+++ Data records +++
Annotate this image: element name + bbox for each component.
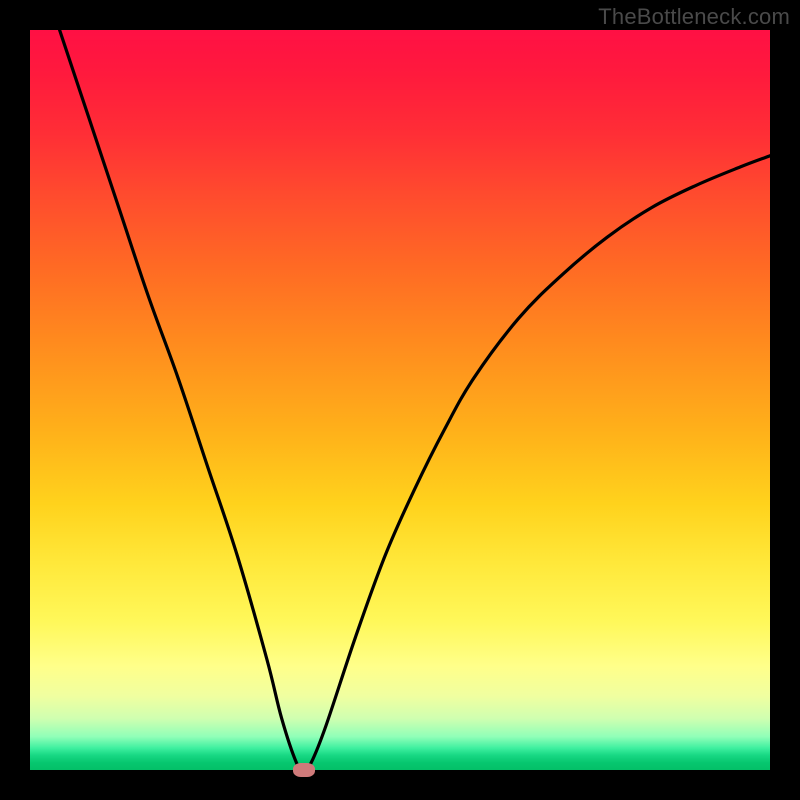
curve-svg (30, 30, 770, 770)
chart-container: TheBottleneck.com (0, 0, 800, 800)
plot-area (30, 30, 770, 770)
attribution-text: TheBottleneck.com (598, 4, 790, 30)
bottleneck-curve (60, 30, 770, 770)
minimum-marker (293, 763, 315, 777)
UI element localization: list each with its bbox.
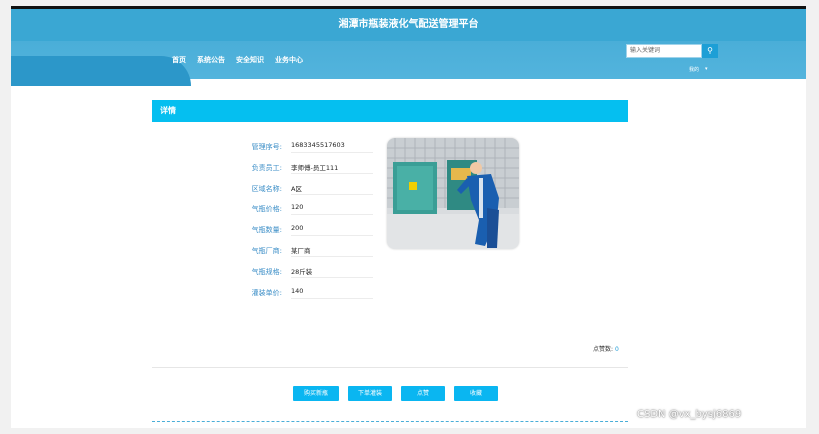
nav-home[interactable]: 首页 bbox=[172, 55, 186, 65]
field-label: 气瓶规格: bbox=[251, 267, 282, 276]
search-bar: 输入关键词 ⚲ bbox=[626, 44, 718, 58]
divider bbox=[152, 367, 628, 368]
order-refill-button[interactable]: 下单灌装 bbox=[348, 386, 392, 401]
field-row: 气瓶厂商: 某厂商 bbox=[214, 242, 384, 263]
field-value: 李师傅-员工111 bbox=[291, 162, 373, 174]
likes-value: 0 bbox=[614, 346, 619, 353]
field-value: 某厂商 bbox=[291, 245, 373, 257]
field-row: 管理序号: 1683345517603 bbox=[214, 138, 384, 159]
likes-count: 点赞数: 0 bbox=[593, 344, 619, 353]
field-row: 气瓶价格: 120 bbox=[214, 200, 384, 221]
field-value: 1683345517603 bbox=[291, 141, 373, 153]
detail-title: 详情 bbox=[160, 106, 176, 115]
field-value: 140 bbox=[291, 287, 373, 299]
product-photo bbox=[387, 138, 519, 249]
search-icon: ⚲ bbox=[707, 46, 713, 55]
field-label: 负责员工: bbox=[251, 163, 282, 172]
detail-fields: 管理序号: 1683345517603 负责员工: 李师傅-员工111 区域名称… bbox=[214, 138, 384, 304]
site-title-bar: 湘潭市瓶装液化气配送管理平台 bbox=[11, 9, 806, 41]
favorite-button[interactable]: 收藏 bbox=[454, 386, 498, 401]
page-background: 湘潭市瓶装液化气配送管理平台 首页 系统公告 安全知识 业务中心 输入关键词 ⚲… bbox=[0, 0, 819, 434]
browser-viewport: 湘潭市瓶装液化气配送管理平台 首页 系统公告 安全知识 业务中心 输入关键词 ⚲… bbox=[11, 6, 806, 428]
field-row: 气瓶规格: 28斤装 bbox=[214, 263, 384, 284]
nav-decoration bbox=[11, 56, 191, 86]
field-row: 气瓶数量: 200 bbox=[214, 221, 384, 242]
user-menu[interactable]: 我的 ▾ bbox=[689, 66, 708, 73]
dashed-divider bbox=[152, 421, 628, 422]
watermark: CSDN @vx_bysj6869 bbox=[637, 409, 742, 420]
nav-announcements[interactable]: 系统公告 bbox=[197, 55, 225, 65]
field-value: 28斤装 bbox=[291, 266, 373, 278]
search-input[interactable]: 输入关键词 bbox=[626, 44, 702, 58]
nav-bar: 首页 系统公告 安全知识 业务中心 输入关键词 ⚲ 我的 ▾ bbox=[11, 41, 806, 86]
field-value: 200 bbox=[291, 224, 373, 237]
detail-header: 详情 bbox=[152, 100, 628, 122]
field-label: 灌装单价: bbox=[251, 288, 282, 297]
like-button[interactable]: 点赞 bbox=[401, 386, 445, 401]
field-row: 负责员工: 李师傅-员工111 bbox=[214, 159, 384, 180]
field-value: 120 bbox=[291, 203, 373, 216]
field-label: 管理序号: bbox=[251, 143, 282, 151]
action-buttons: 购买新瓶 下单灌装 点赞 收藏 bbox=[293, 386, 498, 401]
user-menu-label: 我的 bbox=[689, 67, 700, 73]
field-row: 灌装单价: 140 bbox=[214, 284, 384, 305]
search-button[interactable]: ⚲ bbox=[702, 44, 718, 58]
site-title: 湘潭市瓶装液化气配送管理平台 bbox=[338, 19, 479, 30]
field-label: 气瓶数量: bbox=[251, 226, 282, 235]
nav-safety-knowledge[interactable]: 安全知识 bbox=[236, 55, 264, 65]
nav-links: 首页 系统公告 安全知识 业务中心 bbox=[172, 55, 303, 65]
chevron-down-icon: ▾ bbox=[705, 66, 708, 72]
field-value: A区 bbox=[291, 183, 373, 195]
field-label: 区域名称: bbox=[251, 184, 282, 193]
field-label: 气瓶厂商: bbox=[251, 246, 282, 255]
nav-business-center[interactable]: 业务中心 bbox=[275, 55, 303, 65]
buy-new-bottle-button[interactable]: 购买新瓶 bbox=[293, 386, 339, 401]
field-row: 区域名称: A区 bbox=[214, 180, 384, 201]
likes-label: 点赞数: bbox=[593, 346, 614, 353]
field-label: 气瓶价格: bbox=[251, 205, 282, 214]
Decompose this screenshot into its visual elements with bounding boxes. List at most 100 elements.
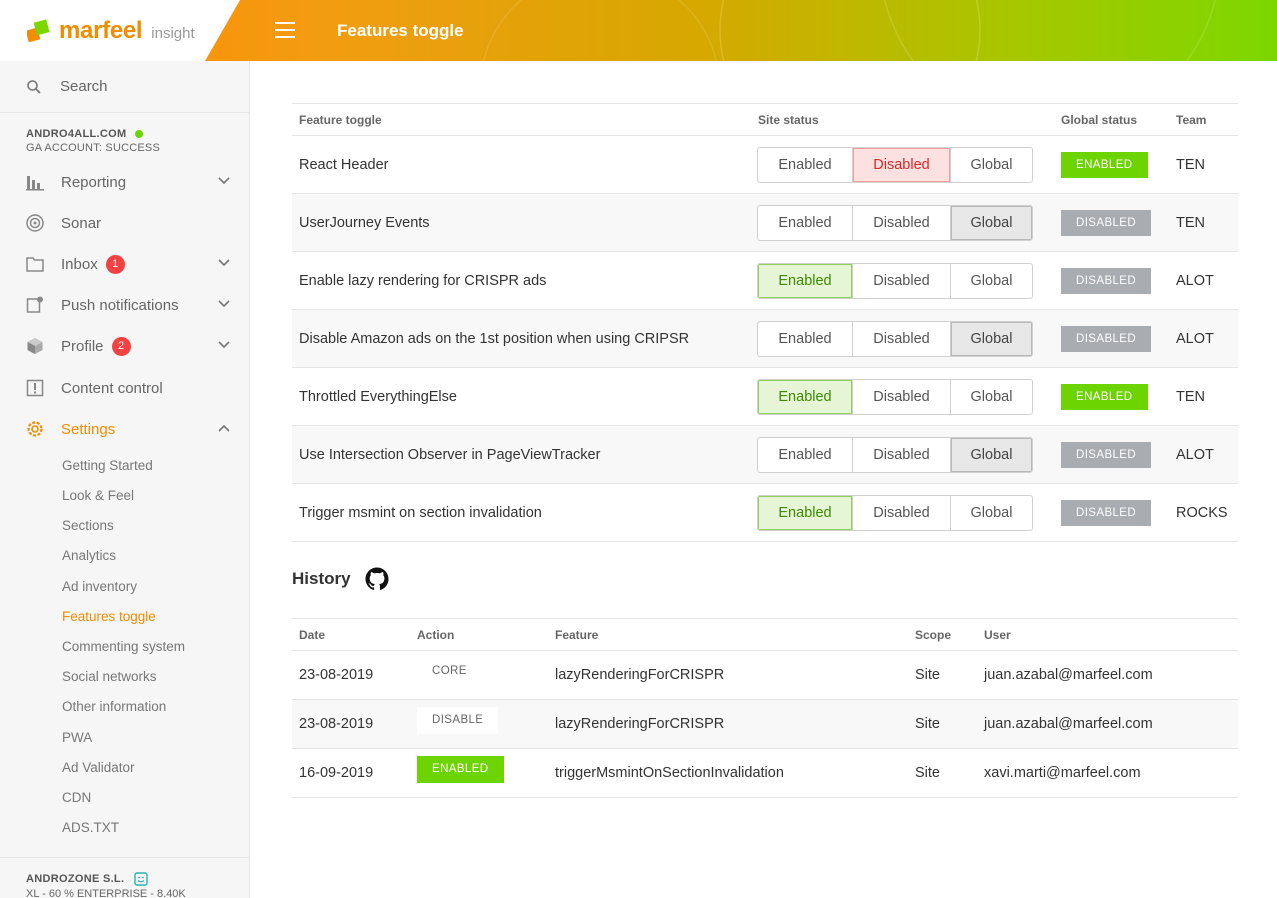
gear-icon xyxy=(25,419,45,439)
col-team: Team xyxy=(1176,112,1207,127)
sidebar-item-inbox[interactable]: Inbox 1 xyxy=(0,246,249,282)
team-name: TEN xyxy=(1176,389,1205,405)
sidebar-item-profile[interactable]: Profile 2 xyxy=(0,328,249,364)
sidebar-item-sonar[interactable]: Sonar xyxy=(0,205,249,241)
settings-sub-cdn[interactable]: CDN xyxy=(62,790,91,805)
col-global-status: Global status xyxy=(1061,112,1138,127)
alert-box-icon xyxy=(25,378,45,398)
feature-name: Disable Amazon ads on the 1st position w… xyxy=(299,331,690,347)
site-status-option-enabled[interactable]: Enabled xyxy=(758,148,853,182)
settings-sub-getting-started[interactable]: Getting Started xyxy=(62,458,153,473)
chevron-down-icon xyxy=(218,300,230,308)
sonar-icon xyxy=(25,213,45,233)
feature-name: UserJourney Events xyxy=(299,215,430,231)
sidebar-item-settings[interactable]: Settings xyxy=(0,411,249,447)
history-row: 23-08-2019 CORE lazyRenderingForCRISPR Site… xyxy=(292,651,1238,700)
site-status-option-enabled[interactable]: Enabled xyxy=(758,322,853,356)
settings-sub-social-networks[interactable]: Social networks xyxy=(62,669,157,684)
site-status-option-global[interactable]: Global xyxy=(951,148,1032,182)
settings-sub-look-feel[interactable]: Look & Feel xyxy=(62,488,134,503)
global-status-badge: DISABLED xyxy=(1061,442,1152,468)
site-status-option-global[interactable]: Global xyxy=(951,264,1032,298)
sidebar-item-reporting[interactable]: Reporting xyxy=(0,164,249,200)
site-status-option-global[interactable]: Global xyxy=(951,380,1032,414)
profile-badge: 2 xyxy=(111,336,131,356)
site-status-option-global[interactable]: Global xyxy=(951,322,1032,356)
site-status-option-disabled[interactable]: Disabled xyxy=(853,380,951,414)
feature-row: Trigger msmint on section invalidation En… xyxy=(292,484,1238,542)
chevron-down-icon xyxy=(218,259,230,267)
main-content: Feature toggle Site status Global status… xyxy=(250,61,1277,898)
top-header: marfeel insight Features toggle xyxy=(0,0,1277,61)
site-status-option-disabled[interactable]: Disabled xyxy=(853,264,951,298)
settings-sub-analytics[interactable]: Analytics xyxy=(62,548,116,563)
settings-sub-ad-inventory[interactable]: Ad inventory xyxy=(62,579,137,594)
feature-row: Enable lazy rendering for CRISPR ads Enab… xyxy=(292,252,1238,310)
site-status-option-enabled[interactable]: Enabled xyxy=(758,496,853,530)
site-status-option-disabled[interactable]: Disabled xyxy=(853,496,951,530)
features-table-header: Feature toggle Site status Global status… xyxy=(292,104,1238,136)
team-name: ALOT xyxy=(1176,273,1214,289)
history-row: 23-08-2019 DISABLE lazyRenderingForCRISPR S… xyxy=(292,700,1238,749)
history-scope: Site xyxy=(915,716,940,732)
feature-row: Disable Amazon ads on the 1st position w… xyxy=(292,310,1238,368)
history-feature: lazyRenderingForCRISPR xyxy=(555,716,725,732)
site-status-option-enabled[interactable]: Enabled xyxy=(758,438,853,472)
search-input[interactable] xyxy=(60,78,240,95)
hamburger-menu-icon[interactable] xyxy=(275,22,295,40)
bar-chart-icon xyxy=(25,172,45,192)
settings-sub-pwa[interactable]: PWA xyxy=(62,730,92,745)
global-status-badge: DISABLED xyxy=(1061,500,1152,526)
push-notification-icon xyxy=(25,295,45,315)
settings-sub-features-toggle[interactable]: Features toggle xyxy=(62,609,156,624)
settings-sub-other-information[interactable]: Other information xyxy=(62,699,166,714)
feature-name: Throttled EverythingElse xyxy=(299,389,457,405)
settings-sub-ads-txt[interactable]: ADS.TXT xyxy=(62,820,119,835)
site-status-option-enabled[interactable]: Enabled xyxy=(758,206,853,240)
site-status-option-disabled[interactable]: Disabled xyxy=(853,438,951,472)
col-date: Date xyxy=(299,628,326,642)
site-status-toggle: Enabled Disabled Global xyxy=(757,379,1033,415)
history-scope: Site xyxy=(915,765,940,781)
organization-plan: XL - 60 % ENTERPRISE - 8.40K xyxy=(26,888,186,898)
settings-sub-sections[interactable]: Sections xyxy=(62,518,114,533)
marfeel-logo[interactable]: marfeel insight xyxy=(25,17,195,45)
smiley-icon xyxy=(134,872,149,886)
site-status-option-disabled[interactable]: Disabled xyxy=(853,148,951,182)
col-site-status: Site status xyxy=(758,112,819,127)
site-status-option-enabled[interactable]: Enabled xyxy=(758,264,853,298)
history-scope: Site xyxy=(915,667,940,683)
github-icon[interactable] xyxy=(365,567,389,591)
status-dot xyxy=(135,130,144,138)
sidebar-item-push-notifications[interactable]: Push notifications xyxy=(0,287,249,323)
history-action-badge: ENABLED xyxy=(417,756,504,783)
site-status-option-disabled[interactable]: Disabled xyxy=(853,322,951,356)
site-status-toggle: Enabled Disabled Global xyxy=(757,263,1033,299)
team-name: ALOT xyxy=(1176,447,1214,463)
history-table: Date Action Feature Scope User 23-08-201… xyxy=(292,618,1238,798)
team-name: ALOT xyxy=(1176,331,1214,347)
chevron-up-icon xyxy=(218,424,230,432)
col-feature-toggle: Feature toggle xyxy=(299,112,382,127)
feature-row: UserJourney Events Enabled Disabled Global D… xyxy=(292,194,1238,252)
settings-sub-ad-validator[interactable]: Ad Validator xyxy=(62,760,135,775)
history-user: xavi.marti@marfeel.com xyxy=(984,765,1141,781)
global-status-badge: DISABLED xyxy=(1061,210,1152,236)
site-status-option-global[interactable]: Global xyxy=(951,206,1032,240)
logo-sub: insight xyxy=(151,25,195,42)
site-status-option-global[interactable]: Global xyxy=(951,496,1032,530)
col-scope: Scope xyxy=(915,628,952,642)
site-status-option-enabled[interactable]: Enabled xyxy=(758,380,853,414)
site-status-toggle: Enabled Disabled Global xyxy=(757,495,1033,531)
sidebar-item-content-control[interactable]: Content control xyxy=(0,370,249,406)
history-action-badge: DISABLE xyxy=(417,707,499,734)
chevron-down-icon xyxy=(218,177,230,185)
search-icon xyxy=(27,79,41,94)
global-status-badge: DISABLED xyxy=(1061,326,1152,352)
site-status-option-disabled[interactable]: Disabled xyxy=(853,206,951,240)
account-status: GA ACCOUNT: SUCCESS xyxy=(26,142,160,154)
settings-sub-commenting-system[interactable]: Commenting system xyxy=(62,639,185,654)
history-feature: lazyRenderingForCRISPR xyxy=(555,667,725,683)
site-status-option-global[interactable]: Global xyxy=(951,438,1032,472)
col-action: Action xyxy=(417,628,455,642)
+++
### Task goal
Rewrite the records from their first line through the line containing "UI element localization: list", swapping "minimum-marker" for "lowest-point-marker" and keeping everything else the same. Leave the pictures out of your answer.

### Output below
Annotate this image: element name + bbox for each component.
curve-svg (30, 30, 770, 770)
chart-container: TheBottleneck.com (0, 0, 800, 800)
plot-area (30, 30, 770, 770)
attribution-text: TheBottleneck.com (598, 4, 790, 30)
bottleneck-curve (60, 30, 770, 770)
lowest-point-marker (293, 763, 315, 777)
UI element localization: list each with its bbox.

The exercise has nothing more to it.